## Requirement:
List each line of the data in which the string "Counterpoint" appears.

=====

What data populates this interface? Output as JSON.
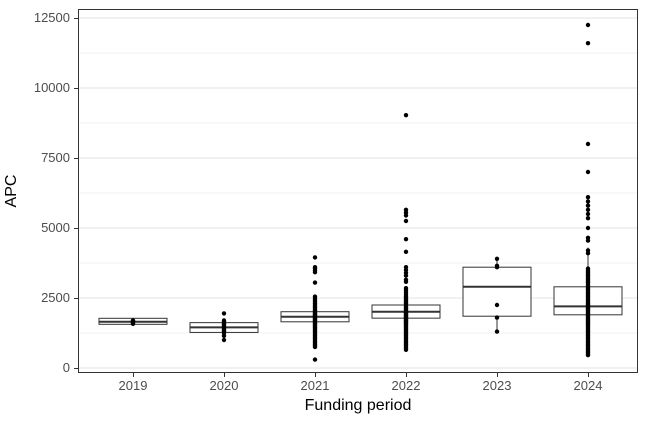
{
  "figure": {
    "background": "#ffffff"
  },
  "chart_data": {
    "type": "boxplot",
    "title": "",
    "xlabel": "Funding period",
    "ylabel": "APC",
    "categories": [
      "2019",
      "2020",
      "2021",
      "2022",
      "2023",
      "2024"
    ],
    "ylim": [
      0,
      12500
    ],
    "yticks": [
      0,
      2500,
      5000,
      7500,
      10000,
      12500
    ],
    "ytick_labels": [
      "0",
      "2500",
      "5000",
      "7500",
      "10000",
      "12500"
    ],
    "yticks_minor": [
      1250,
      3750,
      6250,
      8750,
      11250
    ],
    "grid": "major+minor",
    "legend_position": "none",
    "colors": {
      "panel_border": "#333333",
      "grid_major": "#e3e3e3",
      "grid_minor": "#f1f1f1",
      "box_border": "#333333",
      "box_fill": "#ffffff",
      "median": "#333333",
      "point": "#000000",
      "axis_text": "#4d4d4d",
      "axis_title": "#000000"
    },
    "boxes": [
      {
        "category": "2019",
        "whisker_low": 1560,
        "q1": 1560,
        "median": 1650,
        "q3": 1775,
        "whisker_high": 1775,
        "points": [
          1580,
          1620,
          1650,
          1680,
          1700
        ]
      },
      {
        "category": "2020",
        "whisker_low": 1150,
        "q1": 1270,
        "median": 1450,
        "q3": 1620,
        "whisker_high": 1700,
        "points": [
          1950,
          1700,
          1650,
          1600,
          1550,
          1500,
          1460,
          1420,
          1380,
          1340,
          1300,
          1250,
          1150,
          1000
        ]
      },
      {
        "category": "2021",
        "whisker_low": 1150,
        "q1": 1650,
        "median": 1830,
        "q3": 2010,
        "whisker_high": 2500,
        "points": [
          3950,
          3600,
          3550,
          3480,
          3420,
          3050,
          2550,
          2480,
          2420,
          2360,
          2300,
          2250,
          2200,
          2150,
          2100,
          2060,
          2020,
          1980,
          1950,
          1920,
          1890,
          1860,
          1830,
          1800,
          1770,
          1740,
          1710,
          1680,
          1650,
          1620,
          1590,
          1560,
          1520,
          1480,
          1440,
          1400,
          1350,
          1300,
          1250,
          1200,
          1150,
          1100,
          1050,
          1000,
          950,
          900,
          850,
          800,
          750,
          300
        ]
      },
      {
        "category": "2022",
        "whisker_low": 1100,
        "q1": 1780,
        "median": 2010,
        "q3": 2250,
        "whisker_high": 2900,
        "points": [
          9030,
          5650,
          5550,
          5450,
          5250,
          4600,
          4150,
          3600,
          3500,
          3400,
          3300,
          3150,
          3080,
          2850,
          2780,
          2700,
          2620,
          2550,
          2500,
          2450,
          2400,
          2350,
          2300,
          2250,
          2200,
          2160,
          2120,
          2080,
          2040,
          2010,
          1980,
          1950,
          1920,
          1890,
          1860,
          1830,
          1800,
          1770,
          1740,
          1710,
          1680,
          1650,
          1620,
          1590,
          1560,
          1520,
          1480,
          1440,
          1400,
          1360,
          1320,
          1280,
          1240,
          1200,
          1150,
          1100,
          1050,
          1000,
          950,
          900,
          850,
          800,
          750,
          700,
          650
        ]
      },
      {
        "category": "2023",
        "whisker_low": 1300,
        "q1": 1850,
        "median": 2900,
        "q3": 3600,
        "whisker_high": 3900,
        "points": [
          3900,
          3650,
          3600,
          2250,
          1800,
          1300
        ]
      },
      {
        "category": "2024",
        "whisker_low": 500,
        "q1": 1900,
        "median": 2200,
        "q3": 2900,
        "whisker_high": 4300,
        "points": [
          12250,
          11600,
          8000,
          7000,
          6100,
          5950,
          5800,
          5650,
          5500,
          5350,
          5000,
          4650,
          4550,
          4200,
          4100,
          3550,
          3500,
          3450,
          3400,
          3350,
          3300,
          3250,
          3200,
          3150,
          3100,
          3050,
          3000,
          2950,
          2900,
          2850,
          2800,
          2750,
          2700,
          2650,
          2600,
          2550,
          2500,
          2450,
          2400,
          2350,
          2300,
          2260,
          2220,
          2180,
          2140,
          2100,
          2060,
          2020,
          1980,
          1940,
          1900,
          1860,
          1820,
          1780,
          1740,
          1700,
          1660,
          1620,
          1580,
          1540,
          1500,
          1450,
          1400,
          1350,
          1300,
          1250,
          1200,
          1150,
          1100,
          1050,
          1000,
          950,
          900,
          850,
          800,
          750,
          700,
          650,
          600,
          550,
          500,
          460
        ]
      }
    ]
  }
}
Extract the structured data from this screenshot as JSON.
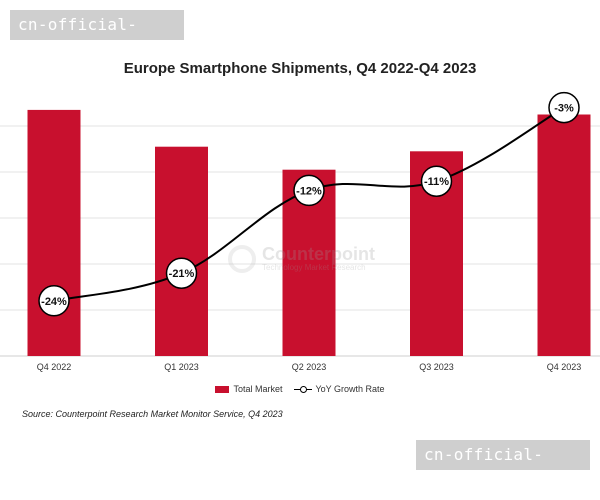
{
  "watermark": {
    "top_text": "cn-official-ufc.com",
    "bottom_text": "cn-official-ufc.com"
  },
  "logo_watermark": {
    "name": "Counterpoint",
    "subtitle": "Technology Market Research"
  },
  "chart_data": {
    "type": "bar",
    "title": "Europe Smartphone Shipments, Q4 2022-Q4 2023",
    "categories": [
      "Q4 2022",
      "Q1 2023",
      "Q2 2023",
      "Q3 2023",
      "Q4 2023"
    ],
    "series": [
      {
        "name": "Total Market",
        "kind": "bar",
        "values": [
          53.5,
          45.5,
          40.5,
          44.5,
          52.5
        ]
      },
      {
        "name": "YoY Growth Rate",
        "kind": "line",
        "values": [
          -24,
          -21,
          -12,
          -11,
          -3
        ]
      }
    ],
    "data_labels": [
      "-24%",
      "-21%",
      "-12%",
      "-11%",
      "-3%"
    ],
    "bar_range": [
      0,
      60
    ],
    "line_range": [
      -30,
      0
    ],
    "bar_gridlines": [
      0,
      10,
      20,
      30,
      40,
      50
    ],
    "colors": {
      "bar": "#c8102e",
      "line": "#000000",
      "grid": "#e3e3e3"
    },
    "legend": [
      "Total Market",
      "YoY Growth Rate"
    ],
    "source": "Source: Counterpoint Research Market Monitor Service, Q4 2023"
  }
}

=====

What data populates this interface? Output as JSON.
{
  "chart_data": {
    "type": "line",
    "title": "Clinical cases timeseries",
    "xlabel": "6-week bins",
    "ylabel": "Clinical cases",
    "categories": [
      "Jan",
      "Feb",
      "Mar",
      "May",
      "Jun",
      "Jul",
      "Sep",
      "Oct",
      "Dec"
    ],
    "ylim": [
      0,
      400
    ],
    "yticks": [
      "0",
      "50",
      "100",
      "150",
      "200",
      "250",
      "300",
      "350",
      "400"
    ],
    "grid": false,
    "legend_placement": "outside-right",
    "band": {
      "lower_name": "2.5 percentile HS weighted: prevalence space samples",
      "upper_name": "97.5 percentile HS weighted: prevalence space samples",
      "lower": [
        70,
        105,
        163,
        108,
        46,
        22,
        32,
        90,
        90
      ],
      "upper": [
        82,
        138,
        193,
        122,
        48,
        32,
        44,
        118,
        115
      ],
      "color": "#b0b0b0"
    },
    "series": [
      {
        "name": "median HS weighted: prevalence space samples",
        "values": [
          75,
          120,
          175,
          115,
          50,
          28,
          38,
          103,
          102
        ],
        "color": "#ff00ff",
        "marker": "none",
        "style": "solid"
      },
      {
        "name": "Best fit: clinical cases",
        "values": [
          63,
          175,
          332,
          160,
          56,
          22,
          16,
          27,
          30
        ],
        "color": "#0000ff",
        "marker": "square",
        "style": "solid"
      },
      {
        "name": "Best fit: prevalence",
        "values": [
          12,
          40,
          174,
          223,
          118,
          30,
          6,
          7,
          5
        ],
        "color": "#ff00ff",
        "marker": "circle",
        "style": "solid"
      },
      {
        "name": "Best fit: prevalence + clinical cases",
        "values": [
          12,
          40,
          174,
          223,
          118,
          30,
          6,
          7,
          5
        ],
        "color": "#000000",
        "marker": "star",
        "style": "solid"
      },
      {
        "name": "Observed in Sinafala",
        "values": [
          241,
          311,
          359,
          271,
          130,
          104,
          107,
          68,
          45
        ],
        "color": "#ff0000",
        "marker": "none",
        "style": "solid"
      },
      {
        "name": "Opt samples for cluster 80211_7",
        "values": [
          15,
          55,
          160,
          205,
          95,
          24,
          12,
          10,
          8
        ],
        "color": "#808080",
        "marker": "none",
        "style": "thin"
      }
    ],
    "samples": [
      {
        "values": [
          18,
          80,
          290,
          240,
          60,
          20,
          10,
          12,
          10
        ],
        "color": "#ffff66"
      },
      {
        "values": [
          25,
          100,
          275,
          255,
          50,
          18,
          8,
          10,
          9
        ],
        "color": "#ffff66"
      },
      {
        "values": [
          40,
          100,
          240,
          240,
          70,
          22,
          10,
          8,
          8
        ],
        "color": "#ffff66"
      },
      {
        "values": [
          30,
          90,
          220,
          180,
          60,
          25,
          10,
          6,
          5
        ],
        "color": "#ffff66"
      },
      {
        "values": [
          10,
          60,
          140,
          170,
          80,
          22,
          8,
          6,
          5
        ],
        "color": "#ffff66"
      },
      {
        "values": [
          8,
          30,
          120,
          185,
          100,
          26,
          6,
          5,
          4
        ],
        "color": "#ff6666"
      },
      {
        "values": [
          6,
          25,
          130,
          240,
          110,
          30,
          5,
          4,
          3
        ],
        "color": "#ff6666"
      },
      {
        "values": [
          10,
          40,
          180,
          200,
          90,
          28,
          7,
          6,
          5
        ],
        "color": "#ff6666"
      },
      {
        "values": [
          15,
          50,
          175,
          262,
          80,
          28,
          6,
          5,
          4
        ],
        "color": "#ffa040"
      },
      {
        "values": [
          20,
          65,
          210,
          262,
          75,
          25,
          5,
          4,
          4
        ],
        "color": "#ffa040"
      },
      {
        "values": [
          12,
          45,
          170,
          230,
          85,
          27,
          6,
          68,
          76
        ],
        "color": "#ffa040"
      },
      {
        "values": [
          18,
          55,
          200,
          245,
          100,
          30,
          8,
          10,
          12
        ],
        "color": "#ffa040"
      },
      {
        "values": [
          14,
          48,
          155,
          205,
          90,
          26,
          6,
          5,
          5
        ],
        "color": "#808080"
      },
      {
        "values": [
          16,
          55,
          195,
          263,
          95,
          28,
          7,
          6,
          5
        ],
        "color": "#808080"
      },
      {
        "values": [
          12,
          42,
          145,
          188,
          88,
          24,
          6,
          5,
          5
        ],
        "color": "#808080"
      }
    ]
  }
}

=====

## Response:
    "name": "Counterpoint",
    "source": "Source: Counterpoint Research Market Monitor Service, Q4 2023"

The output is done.